[Dataset records on visual material]
┏━━
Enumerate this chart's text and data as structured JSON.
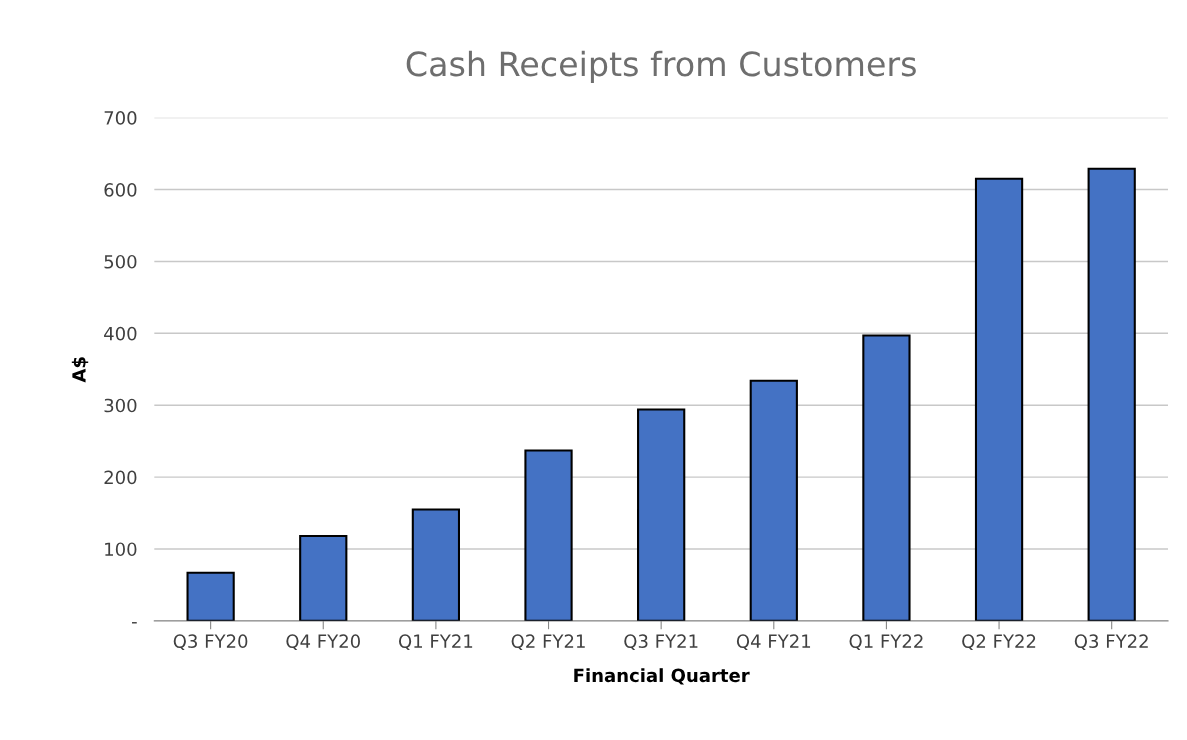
{
  "chart_data": {
    "type": "bar",
    "title": "Cash Receipts from Customers",
    "xlabel": "Financial Quarter",
    "ylabel": "A$",
    "categories": [
      "Q3 FY20",
      "Q4 FY20",
      "Q1 FY21",
      "Q2 FY21",
      "Q3 FY21",
      "Q4 FY21",
      "Q1 FY22",
      "Q2 FY22",
      "Q3 FY22"
    ],
    "values": [
      67,
      118,
      155,
      237,
      294,
      334,
      397,
      615,
      629
    ],
    "color": "#4472c4",
    "ylim": [
      0,
      700
    ],
    "yticks": [
      {
        "value": 0,
        "label": "-"
      },
      100,
      200,
      300,
      400,
      500,
      600,
      700
    ],
    "grid": "y",
    "legend": false
  }
}
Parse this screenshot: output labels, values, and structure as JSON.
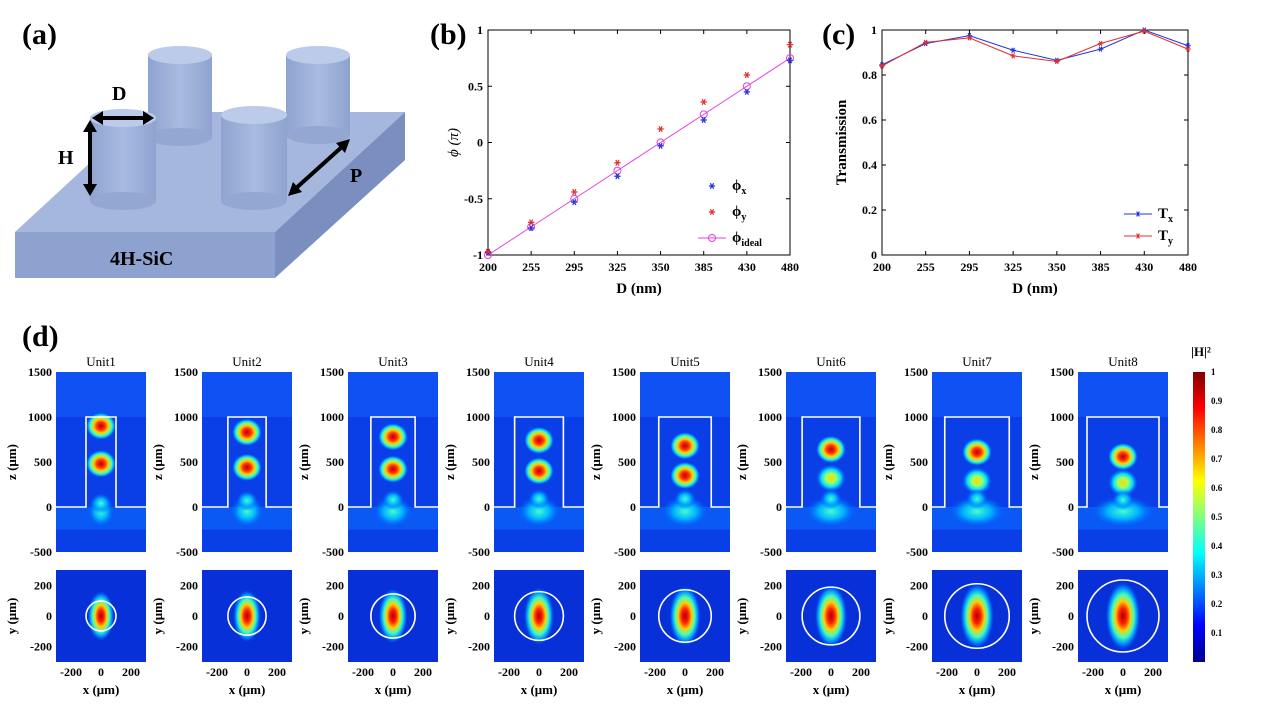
{
  "panel_labels": {
    "a": "(a)",
    "b": "(b)",
    "c": "(c)",
    "d": "(d)"
  },
  "schematic": {
    "dim_D": "D",
    "dim_H": "H",
    "dim_P": "P",
    "substrate": "4H-SiC",
    "colors": {
      "top": "#a6b8dd",
      "front": "#8aa0cf",
      "side": "#7b91c2",
      "pillar": "#9eb1d9",
      "pillar_top": "#b9c8e8"
    }
  },
  "chart_data": [
    {
      "type": "scatter",
      "panel": "b",
      "categories": [
        "200",
        "255",
        "295",
        "325",
        "350",
        "385",
        "430",
        "480"
      ],
      "xlabel": "D (nm)",
      "ylabel": "ϕ (π)",
      "ylim": [
        -1,
        1
      ],
      "yticks": [
        "-1",
        "-0.5",
        "0",
        "0.5",
        "1"
      ],
      "grid": false,
      "legend_position": "bottom-right",
      "series": [
        {
          "name": "ϕx",
          "label_main": "ϕ",
          "label_sub": "x",
          "marker": "star",
          "color": "#2233dd",
          "values": [
            -0.98,
            -0.76,
            -0.53,
            -0.3,
            -0.03,
            0.2,
            0.45,
            0.73
          ]
        },
        {
          "name": "ϕy",
          "label_main": "ϕ",
          "label_sub": "y",
          "marker": "star",
          "color": "#e03030",
          "values": [
            -0.97,
            -0.71,
            -0.44,
            -0.18,
            0.12,
            0.36,
            0.6,
            0.87
          ]
        },
        {
          "name": "ϕideal",
          "label_main": "ϕ",
          "label_sub": "ideal",
          "marker": "circle-line",
          "color": "#e040e0",
          "values": [
            -1.0,
            -0.75,
            -0.5,
            -0.25,
            0.0,
            0.25,
            0.5,
            0.75
          ]
        }
      ]
    },
    {
      "type": "line",
      "panel": "c",
      "categories": [
        "200",
        "255",
        "295",
        "325",
        "350",
        "385",
        "430",
        "480"
      ],
      "xlabel": "D (nm)",
      "ylabel": "Transmission",
      "ylim": [
        0,
        1
      ],
      "yticks": [
        "0",
        "0.2",
        "0.4",
        "0.6",
        "0.8",
        "1"
      ],
      "grid": false,
      "legend_position": "bottom-right",
      "series": [
        {
          "name": "Tx",
          "label_main": "T",
          "label_sub": "x",
          "color": "#2233dd",
          "values": [
            0.845,
            0.94,
            0.975,
            0.91,
            0.865,
            0.915,
            1.0,
            0.93
          ]
        },
        {
          "name": "Ty",
          "label_main": "T",
          "label_sub": "y",
          "color": "#e03030",
          "values": [
            0.84,
            0.945,
            0.965,
            0.885,
            0.86,
            0.94,
            0.995,
            0.915
          ]
        }
      ]
    },
    {
      "type": "heatmap",
      "panel": "d",
      "colorbar_label": "|H|²",
      "colorbar_ticks": [
        "0.1",
        "0.2",
        "0.3",
        "0.4",
        "0.5",
        "0.6",
        "0.7",
        "0.8",
        "0.9",
        "1"
      ],
      "xz_plot": {
        "ylabel": "z (μm)",
        "yticks": [
          "1500",
          "1000",
          "500",
          "0",
          "-500"
        ]
      },
      "xy_plot": {
        "ylabel": "y (μm)",
        "yticks": [
          "200",
          "0",
          "-200"
        ],
        "xlabel": "x (μm)",
        "xticks": [
          "-200",
          "0",
          "200"
        ]
      },
      "units": [
        {
          "title": "Unit1",
          "hotspots_z": [
            900,
            480,
            40
          ],
          "diameter": 200
        },
        {
          "title": "Unit2",
          "hotspots_z": [
            830,
            440,
            70
          ],
          "diameter": 255
        },
        {
          "title": "Unit3",
          "hotspots_z": [
            780,
            420,
            80
          ],
          "diameter": 295
        },
        {
          "title": "Unit4",
          "hotspots_z": [
            740,
            400,
            90
          ],
          "diameter": 325
        },
        {
          "title": "Unit5",
          "hotspots_z": [
            680,
            350,
            90
          ],
          "diameter": 350
        },
        {
          "title": "Unit6",
          "hotspots_z": [
            640,
            320,
            90
          ],
          "diameter": 385
        },
        {
          "title": "Unit7",
          "hotspots_z": [
            610,
            290,
            90
          ],
          "diameter": 430
        },
        {
          "title": "Unit8",
          "hotspots_z": [
            560,
            270,
            80
          ],
          "diameter": 480
        }
      ]
    }
  ]
}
┗━━
• Aim
Quote the data above in full, leaving out the pictures it holds.

• Completed exercise
Enumerate this chart's text and data as structured JSON.
{
  "chart_data": {
    "type": "bar",
    "title": "Cash Receipts from Customers",
    "xlabel": "Financial Quarter",
    "ylabel": "A$",
    "categories": [
      "Q3 FY20",
      "Q4 FY20",
      "Q1 FY21",
      "Q2 FY21",
      "Q3 FY21",
      "Q4 FY21",
      "Q1 FY22",
      "Q2 FY22",
      "Q3 FY22"
    ],
    "values": [
      67,
      118,
      155,
      237,
      294,
      334,
      397,
      615,
      629
    ],
    "color": "#4472c4",
    "ylim": [
      0,
      700
    ],
    "yticks": [
      {
        "value": 0,
        "label": "-"
      },
      100,
      200,
      300,
      400,
      500,
      600,
      700
    ],
    "grid": "y",
    "legend": false
  }
}
Parse this screenshot: output labels, values, and structure as JSON.
{
  "panel_labels": {
    "a": "(a)",
    "b": "(b)",
    "c": "(c)",
    "d": "(d)"
  },
  "schematic": {
    "dim_D": "D",
    "dim_H": "H",
    "dim_P": "P",
    "substrate": "4H-SiC",
    "colors": {
      "top": "#a6b8dd",
      "front": "#8aa0cf",
      "side": "#7b91c2",
      "pillar": "#9eb1d9",
      "pillar_top": "#b9c8e8"
    }
  },
  "chart_data": [
    {
      "type": "scatter",
      "panel": "b",
      "categories": [
        "200",
        "255",
        "295",
        "325",
        "350",
        "385",
        "430",
        "480"
      ],
      "xlabel": "D (nm)",
      "ylabel": "ϕ (π)",
      "ylim": [
        -1,
        1
      ],
      "yticks": [
        "-1",
        "-0.5",
        "0",
        "0.5",
        "1"
      ],
      "grid": false,
      "legend_position": "bottom-right",
      "series": [
        {
          "name": "ϕx",
          "label_main": "ϕ",
          "label_sub": "x",
          "marker": "star",
          "color": "#2233dd",
          "values": [
            -0.98,
            -0.76,
            -0.53,
            -0.3,
            -0.03,
            0.2,
            0.45,
            0.73
          ]
        },
        {
          "name": "ϕy",
          "label_main": "ϕ",
          "label_sub": "y",
          "marker": "star",
          "color": "#e03030",
          "values": [
            -0.97,
            -0.71,
            -0.44,
            -0.18,
            0.12,
            0.36,
            0.6,
            0.87
          ]
        },
        {
          "name": "ϕideal",
          "label_main": "ϕ",
          "label_sub": "ideal",
          "marker": "circle-line",
          "color": "#e040e0",
          "values": [
            -1.0,
            -0.75,
            -0.5,
            -0.25,
            0.0,
            0.25,
            0.5,
            0.75
          ]
        }
      ]
    },
    {
      "type": "line",
      "panel": "c",
      "categories": [
        "200",
        "255",
        "295",
        "325",
        "350",
        "385",
        "430",
        "480"
      ],
      "xlabel": "D (nm)",
      "ylabel": "Transmission",
      "ylim": [
        0,
        1
      ],
      "yticks": [
        "0",
        "0.2",
        "0.4",
        "0.6",
        "0.8",
        "1"
      ],
      "grid": false,
      "legend_position": "bottom-right",
      "series": [
        {
          "name": "Tx",
          "label_main": "T",
          "label_sub": "x",
          "color": "#2233dd",
          "values": [
            0.845,
            0.94,
            0.975,
            0.91,
            0.865,
            0.915,
            1.0,
            0.93
          ]
        },
        {
          "name": "Ty",
          "label_main": "T",
          "label_sub": "y",
          "color": "#e03030",
          "values": [
            0.84,
            0.945,
            0.965,
            0.885,
            0.86,
            0.94,
            0.995,
            0.915
          ]
        }
      ]
    },
    {
      "type": "heatmap",
      "panel": "d",
      "colorbar_label": "|H|²",
      "colorbar_ticks": [
        "0.1",
        "0.2",
        "0.3",
        "0.4",
        "0.5",
        "0.6",
        "0.7",
        "0.8",
        "0.9",
        "1"
      ],
      "xz_plot": {
        "ylabel": "z (μm)",
        "yticks": [
          "1500",
          "1000",
          "500",
          "0",
          "-500"
        ]
      },
      "xy_plot": {
        "ylabel": "y (μm)",
        "yticks": [
          "200",
          "0",
          "-200"
        ],
        "xlabel": "x (μm)",
        "xticks": [
          "-200",
          "0",
          "200"
        ]
      },
      "units": [
        {
          "title": "Unit1",
          "hotspots_z": [
            900,
            480,
            40
          ],
          "diameter": 200
        },
        {
          "title": "Unit2",
          "hotspots_z": [
            830,
            440,
            70
          ],
          "diameter": 255
        },
        {
          "title": "Unit3",
          "hotspots_z": [
            780,
            420,
            80
          ],
          "diameter": 295
        },
        {
          "title": "Unit4",
          "hotspots_z": [
            740,
            400,
            90
          ],
          "diameter": 325
        },
        {
          "title": "Unit5",
          "hotspots_z": [
            680,
            350,
            90
          ],
          "diameter": 350
        },
        {
          "title": "Unit6",
          "hotspots_z": [
            640,
            320,
            90
          ],
          "diameter": 385
        },
        {
          "title": "Unit7",
          "hotspots_z": [
            610,
            290,
            90
          ],
          "diameter": 430
        },
        {
          "title": "Unit8",
          "hotspots_z": [
            560,
            270,
            80
          ],
          "diameter": 480
        }
      ]
    }
  ]
}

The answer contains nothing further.